** BEGIN **

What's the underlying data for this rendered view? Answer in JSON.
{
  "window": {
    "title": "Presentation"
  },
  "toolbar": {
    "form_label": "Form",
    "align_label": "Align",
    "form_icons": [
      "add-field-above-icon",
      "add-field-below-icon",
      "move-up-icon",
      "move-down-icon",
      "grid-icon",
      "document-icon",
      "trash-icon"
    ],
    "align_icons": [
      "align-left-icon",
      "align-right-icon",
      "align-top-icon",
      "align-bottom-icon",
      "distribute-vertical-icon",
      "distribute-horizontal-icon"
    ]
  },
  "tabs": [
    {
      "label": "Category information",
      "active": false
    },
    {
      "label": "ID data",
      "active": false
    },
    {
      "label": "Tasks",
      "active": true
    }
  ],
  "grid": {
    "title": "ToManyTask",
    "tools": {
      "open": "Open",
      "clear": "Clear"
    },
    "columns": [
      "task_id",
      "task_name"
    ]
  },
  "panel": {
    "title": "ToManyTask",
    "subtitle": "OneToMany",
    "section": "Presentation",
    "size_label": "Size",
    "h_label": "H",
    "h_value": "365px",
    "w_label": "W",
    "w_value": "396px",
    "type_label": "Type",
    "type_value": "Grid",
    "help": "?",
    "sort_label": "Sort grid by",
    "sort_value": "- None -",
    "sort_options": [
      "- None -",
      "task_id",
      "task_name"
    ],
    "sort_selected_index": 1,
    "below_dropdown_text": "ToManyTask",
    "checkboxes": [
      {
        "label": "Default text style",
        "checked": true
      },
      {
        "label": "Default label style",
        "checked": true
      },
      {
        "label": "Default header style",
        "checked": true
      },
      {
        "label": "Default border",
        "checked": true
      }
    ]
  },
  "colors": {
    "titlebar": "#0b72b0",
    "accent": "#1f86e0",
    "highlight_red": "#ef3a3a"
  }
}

** END **

#### Task requirements
Show every line from the entries above in which the word "field" appears.

#### Correct result
      "add-field-above-icon",
      "add-field-below-icon",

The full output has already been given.